Your goal » From the listing below, pull out every line where the string "title" appears.

Extracted records »
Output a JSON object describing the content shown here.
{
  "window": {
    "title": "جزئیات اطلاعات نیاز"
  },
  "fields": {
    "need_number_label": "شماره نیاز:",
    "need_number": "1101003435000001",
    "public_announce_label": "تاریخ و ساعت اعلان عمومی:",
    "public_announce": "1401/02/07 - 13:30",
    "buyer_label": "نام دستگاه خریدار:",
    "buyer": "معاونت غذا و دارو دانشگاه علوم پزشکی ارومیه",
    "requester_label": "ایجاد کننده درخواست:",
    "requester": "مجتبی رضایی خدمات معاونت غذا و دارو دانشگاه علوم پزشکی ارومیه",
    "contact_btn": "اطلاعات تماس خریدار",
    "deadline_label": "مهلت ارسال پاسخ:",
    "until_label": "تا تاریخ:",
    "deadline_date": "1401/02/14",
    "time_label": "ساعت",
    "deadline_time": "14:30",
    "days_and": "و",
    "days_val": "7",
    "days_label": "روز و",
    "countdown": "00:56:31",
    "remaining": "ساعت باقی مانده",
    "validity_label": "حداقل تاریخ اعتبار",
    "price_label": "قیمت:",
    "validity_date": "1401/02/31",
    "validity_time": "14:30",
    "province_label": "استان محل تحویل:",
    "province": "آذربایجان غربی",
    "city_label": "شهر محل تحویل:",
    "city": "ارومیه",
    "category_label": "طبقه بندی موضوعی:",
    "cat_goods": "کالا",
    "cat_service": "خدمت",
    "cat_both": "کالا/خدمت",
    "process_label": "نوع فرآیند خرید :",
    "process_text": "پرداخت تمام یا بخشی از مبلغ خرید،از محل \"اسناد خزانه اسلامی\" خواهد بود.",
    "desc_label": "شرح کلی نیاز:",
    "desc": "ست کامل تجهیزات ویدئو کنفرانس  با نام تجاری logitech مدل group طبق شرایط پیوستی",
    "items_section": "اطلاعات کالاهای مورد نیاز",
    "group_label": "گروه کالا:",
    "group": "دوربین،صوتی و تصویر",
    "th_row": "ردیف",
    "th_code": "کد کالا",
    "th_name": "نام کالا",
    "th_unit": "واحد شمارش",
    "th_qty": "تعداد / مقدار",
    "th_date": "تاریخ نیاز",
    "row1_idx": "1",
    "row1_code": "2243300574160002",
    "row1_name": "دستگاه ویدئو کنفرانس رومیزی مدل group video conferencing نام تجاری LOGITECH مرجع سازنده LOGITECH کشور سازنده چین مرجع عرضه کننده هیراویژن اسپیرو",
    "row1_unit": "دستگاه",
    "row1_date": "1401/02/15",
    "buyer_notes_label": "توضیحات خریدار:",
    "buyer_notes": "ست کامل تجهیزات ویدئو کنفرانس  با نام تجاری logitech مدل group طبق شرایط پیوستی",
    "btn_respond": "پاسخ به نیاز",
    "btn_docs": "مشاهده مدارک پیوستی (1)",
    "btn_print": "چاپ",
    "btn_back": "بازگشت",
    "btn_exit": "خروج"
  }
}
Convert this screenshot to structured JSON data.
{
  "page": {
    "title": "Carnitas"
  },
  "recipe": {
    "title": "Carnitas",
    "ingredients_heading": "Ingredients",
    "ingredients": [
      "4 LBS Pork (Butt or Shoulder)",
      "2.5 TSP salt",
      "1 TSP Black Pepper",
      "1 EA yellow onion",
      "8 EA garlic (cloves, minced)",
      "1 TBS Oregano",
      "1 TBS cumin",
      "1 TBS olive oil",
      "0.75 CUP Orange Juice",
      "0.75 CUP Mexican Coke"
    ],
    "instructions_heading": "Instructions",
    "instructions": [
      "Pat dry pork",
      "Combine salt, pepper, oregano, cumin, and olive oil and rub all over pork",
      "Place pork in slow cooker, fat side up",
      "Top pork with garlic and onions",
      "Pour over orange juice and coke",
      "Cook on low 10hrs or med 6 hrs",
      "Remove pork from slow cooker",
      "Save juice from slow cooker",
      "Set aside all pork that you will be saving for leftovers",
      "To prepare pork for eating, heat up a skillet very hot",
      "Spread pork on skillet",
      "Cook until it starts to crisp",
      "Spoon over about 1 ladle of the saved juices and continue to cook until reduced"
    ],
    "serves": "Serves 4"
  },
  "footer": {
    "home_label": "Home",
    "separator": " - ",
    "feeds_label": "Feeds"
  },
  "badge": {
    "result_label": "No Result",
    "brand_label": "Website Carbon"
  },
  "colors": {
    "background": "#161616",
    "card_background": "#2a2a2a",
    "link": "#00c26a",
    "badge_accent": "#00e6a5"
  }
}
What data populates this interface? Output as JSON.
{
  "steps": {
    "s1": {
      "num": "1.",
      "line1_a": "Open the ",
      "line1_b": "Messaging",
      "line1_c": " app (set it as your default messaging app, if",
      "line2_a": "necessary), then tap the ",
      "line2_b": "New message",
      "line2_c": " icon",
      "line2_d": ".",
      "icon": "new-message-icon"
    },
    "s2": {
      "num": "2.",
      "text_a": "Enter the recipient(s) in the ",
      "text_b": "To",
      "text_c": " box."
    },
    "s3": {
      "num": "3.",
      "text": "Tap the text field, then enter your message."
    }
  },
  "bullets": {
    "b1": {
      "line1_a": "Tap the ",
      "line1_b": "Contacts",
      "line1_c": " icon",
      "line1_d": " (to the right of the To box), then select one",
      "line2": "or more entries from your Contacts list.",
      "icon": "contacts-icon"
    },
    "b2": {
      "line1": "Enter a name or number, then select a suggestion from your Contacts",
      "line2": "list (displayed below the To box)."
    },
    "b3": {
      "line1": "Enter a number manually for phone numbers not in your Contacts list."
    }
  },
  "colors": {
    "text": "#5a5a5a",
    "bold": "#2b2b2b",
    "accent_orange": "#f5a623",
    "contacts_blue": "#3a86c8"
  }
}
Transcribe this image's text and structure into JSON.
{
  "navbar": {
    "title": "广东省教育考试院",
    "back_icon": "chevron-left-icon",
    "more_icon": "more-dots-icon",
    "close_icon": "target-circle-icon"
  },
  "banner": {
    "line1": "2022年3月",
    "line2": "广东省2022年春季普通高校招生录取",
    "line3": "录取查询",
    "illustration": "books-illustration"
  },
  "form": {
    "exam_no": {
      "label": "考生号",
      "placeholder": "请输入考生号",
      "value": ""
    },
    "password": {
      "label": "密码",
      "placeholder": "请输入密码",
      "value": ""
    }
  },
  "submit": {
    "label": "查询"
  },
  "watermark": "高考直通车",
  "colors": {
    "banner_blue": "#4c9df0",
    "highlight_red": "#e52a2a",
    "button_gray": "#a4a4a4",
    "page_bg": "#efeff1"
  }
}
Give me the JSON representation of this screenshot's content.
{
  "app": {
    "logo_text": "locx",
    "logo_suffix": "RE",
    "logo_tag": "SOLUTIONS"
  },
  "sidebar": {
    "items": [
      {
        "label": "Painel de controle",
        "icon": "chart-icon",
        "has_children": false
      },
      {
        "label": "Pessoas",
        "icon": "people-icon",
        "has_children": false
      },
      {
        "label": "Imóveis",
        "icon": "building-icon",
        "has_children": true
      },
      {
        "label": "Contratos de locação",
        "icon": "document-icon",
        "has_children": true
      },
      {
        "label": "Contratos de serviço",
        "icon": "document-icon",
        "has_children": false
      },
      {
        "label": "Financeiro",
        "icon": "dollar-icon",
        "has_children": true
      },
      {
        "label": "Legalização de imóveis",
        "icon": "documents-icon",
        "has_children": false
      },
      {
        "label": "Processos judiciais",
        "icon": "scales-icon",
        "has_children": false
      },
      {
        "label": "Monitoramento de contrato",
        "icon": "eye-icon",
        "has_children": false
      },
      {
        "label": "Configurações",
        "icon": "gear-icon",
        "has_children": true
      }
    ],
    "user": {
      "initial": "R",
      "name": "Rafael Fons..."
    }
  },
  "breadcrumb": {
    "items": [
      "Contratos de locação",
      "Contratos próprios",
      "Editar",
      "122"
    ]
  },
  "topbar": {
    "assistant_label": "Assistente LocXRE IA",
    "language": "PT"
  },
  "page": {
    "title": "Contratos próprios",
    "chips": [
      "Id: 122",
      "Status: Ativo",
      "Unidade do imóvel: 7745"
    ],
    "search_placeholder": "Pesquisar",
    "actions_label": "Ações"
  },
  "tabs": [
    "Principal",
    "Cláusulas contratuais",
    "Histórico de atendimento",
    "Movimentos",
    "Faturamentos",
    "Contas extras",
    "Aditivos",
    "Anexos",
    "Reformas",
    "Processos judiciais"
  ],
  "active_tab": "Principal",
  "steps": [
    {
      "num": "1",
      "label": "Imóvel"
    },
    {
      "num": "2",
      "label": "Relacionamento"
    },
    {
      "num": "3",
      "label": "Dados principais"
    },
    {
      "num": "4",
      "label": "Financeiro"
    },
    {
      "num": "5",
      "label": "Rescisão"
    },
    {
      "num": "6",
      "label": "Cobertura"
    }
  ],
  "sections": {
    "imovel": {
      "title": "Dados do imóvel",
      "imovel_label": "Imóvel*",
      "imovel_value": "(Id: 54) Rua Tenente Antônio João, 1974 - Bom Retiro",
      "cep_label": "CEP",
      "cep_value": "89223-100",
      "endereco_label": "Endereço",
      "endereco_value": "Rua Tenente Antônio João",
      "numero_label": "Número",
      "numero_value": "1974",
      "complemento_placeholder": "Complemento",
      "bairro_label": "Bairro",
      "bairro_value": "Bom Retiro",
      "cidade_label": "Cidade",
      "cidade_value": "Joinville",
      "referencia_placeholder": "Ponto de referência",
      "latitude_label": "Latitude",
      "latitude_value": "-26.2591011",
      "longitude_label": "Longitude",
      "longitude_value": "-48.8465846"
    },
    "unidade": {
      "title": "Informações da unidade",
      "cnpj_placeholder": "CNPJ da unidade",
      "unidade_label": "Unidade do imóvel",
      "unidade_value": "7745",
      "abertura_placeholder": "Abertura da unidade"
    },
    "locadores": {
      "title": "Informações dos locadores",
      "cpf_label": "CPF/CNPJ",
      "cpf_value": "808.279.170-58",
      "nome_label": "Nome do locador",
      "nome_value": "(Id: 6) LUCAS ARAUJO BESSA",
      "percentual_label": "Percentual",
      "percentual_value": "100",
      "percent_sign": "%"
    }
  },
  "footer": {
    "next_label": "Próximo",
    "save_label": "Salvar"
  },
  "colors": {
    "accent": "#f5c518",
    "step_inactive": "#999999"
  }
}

Result below »
    "title": "جزئیات اطلاعات نیاز"
    "title": "Carnitas"
    "title": "Carnitas",
    "title": "广东省教育考试院",
    "title": "Contratos próprios",
      "title": "Dados do imóvel",
      "title": "Informações da unidade",
      "title": "Informações dos locadores",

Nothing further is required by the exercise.